▶ _Exercise brief_
Nothing may be dropped or altered: reproduce all the data.

[Stored dataset items]

★ ★ ★ ★

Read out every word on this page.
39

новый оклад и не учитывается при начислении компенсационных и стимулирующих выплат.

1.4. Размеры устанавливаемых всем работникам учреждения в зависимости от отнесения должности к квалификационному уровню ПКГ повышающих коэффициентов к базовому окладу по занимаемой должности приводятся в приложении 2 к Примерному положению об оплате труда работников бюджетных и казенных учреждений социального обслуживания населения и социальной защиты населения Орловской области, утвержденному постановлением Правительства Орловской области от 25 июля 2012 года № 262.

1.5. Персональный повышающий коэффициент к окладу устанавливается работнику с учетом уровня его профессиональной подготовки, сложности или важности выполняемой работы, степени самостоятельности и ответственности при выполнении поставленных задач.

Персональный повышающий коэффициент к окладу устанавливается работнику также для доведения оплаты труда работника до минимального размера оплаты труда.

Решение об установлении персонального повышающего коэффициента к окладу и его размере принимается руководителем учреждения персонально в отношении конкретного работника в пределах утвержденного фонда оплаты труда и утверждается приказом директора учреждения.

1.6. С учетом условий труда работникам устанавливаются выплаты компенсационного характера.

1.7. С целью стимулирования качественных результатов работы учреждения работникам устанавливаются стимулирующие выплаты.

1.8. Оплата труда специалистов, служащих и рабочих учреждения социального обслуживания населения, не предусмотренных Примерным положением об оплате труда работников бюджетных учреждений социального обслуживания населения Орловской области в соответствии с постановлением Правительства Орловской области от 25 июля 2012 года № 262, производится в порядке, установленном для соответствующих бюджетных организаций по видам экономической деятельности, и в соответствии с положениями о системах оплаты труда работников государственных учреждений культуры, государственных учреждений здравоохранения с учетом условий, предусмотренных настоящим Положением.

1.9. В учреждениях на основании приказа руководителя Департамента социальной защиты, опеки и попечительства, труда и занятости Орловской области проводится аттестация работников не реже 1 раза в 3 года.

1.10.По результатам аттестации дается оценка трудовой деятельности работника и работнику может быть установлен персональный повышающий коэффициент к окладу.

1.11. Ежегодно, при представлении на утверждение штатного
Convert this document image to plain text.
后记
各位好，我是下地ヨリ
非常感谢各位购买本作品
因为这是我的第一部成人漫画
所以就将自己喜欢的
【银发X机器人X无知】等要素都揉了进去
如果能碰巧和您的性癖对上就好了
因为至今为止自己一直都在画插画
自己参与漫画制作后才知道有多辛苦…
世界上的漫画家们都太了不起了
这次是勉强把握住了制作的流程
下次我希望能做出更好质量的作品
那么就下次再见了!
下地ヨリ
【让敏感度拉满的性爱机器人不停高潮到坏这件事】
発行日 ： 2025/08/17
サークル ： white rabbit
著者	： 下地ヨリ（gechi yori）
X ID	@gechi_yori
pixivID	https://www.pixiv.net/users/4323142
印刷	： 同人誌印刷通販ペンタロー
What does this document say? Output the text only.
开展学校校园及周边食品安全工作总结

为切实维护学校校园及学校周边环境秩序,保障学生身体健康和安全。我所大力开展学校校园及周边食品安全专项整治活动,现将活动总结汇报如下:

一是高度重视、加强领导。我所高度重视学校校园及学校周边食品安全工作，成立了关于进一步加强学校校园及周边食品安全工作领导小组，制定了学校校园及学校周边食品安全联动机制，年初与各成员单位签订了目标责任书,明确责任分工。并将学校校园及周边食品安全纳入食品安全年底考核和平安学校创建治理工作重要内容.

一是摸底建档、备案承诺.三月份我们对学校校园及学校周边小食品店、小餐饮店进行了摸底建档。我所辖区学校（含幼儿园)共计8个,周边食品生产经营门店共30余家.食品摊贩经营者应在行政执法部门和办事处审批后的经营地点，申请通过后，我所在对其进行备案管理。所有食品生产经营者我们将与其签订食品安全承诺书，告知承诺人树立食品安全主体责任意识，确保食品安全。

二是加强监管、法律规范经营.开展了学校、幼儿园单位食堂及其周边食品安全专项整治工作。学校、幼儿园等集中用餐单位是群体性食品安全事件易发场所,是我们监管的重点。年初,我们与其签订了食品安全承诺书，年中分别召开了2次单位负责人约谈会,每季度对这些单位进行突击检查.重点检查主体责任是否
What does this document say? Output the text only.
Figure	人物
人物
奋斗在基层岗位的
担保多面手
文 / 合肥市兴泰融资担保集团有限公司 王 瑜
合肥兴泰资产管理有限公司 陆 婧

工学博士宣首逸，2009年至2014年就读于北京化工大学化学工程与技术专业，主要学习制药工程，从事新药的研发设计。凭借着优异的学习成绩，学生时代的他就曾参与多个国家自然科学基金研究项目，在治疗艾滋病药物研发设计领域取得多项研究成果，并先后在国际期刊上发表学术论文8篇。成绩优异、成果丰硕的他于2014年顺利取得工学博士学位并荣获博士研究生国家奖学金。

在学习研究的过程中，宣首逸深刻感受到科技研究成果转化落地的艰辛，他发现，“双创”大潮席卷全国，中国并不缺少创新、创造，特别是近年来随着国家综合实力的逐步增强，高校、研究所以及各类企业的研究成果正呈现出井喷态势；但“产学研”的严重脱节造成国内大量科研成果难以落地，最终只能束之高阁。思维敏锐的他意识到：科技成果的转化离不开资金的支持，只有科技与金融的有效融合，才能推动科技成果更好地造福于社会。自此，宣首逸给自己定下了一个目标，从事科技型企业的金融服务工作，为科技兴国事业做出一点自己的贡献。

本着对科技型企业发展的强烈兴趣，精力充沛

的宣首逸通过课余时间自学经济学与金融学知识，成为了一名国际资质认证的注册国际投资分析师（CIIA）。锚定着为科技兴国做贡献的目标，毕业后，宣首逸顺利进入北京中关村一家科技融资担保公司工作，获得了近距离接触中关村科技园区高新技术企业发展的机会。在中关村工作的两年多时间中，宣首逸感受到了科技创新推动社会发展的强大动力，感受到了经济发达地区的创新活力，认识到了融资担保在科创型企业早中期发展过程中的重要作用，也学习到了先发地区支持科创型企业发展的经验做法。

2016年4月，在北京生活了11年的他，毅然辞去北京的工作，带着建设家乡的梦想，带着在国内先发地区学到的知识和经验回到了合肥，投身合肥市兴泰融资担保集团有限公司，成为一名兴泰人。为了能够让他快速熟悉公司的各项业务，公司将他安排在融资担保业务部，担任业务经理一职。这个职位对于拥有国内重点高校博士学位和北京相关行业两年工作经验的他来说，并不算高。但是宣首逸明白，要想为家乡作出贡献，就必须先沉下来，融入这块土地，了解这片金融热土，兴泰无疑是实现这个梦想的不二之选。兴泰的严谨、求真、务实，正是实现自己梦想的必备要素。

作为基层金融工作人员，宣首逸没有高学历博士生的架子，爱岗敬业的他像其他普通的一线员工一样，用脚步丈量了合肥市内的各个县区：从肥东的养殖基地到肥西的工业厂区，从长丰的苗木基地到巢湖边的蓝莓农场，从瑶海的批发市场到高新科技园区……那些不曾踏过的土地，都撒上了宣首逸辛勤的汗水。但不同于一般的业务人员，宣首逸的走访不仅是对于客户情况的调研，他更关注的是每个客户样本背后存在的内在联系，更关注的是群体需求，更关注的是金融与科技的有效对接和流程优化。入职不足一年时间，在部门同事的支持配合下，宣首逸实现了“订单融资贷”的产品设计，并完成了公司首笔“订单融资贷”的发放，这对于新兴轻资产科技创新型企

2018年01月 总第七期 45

★ ★ ★ ★

▶ _Full answer_
Read out every word on this page.
39

новый оклад и не учитывается при начислении компенсационных и стимулирующих выплат.

1.4. Размеры устанавливаемых всем работникам учреждения в зависимости от отнесения должности к квалификационному уровню ПКГ повышающих коэффициентов к базовому окладу по занимаемой должности приводятся в приложении 2 к Примерному положению об оплате труда работников бюджетных и казенных учреждений социального обслуживания населения и социальной защиты населения Орловской области, утвержденному постановлением Правительства Орловской области от 25 июля 2012 года № 262.

1.5. Персональный повышающий коэффициент к окладу устанавливается работнику с учетом уровня его профессиональной подготовки, сложности или важности выполняемой работы, степени самостоятельности и ответственности при выполнении поставленных задач.

Персональный повышающий коэффициент к окладу устанавливается работнику также для доведения оплаты труда работника до минимального размера оплаты труда.

Решение об установлении персонального повышающего коэффициента к окладу и его размере принимается руководителем учреждения персонально в отношении конкретного работника в пределах утвержденного фонда оплаты труда и утверждается приказом директора учреждения.

1.6. С учетом условий труда работникам устанавливаются выплаты компенсационного характера.

1.7. С целью стимулирования качественных результатов работы учреждения работникам устанавливаются стимулирующие выплаты.

1.8. Оплата труда специалистов, служащих и рабочих учреждения социального обслуживания населения, не предусмотренных Примерным положением об оплате труда работников бюджетных учреждений социального обслуживания населения Орловской области в соответствии с постановлением Правительства Орловской области от 25 июля 2012 года № 262, производится в порядке, установленном для соответствующих бюджетных организаций по видам экономической деятельности, и в соответствии с положениями о системах оплаты труда работников государственных учреждений культуры, государственных учреждений здравоохранения с учетом условий, предусмотренных настоящим Положением.

1.9. В учреждениях на основании приказа руководителя Департамента социальной защиты, опеки и попечительства, труда и занятости Орловской области проводится аттестация работников не реже 1 раза в 3 года.

1.10.По результатам аттестации дается оценка трудовой деятельности работника и работнику может быть установлен персональный повышающий коэффициент к окладу.

1.11. Ежегодно, при представлении на утверждение штатного
Convert this document image to plain text.
后记
各位好，我是下地ヨリ
非常感谢各位购买本作品
因为这是我的第一部成人漫画
所以就将自己喜欢的
【银发X机器人X无知】等要素都揉了进去
如果能碰巧和您的性癖对上就好了
因为至今为止自己一直都在画插画
自己参与漫画制作后才知道有多辛苦…
世界上的漫画家们都太了不起了
这次是勉强把握住了制作的流程
下次我希望能做出更好质量的作品
那么就下次再见了!
下地ヨリ
【让敏感度拉满的性爱机器人不停高潮到坏这件事】
発行日 ： 2025/08/17
サークル ： white rabbit
著者	： 下地ヨリ（gechi yori）
X ID	@gechi_yori
pixivID	https://www.pixiv.net/users/4323142
印刷	： 同人誌印刷通販ペンタロー
What does this document say? Output the text only.
开展学校校园及周边食品安全工作总结

为切实维护学校校园及学校周边环境秩序,保障学生身体健康和安全。我所大力开展学校校园及周边食品安全专项整治活动,现将活动总结汇报如下:

一是高度重视、加强领导。我所高度重视学校校园及学校周边食品安全工作，成立了关于进一步加强学校校园及周边食品安全工作领导小组，制定了学校校园及学校周边食品安全联动机制，年初与各成员单位签订了目标责任书,明确责任分工。并将学校校园及周边食品安全纳入食品安全年底考核和平安学校创建治理工作重要内容.

一是摸底建档、备案承诺.三月份我们对学校校园及学校周边小食品店、小餐饮店进行了摸底建档。我所辖区学校（含幼儿园)共计8个,周边食品生产经营门店共30余家.食品摊贩经营者应在行政执法部门和办事处审批后的经营地点，申请通过后，我所在对其进行备案管理。所有食品生产经营者我们将与其签订食品安全承诺书，告知承诺人树立食品安全主体责任意识，确保食品安全。

二是加强监管、法律规范经营.开展了学校、幼儿园单位食堂及其周边食品安全专项整治工作。学校、幼儿园等集中用餐单位是群体性食品安全事件易发场所,是我们监管的重点。年初,我们与其签订了食品安全承诺书，年中分别召开了2次单位负责人约谈会,每季度对这些单位进行突击检查.重点检查主体责任是否
What does this document say? Output the text only.
Figure	人物
人物
奋斗在基层岗位的
担保多面手
文 / 合肥市兴泰融资担保集团有限公司 王 瑜
合肥兴泰资产管理有限公司 陆 婧

工学博士宣首逸，2009年至2014年就读于北京化工大学化学工程与技术专业，主要学习制药工程，从事新药的研发设计。凭借着优异的学习成绩，学生时代的他就曾参与多个国家自然科学基金研究项目，在治疗艾滋病药物研发设计领域取得多项研究成果，并先后在国际期刊上发表学术论文8篇。成绩优异、成果丰硕的他于2014年顺利取得工学博士学位并荣获博士研究生国家奖学金。

在学习研究的过程中，宣首逸深刻感受到科技研究成果转化落地的艰辛，他发现，“双创”大潮席卷全国，中国并不缺少创新、创造，特别是近年来随着国家综合实力的逐步增强，高校、研究所以及各类企业的研究成果正呈现出井喷态势；但“产学研”的严重脱节造成国内大量科研成果难以落地，最终只能束之高阁。思维敏锐的他意识到：科技成果的转化离不开资金的支持，只有科技与金融的有效融合，才能推动科技成果更好地造福于社会。自此，宣首逸给自己定下了一个目标，从事科技型企业的金融服务工作，为科技兴国事业做出一点自己的贡献。

本着对科技型企业发展的强烈兴趣，精力充沛

的宣首逸通过课余时间自学经济学与金融学知识，成为了一名国际资质认证的注册国际投资分析师（CIIA）。锚定着为科技兴国做贡献的目标，毕业后，宣首逸顺利进入北京中关村一家科技融资担保公司工作，获得了近距离接触中关村科技园区高新技术企业发展的机会。在中关村工作的两年多时间中，宣首逸感受到了科技创新推动社会发展的强大动力，感受到了经济发达地区的创新活力，认识到了融资担保在科创型企业早中期发展过程中的重要作用，也学习到了先发地区支持科创型企业发展的经验做法。

2016年4月，在北京生活了11年的他，毅然辞去北京的工作，带着建设家乡的梦想，带着在国内先发地区学到的知识和经验回到了合肥，投身合肥市兴泰融资担保集团有限公司，成为一名兴泰人。为了能够让他快速熟悉公司的各项业务，公司将他安排在融资担保业务部，担任业务经理一职。这个职位对于拥有国内重点高校博士学位和北京相关行业两年工作经验的他来说，并不算高。但是宣首逸明白，要想为家乡作出贡献，就必须先沉下来，融入这块土地，了解这片金融热土，兴泰无疑是实现这个梦想的不二之选。兴泰的严谨、求真、务实，正是实现自己梦想的必备要素。

作为基层金融工作人员，宣首逸没有高学历博士生的架子，爱岗敬业的他像其他普通的一线员工一样，用脚步丈量了合肥市内的各个县区：从肥东的养殖基地到肥西的工业厂区，从长丰的苗木基地到巢湖边的蓝莓农场，从瑶海的批发市场到高新科技园区……那些不曾踏过的土地，都撒上了宣首逸辛勤的汗水。但不同于一般的业务人员，宣首逸的走访不仅是对于客户情况的调研，他更关注的是每个客户样本背后存在的内在联系，更关注的是群体需求，更关注的是金融与科技的有效对接和流程优化。入职不足一年时间，在部门同事的支持配合下，宣首逸实现了“订单融资贷”的产品设计，并完成了公司首笔“订单融资贷”的发放，这对于新兴轻资产科技创新型企

2018年01月 总第七期 45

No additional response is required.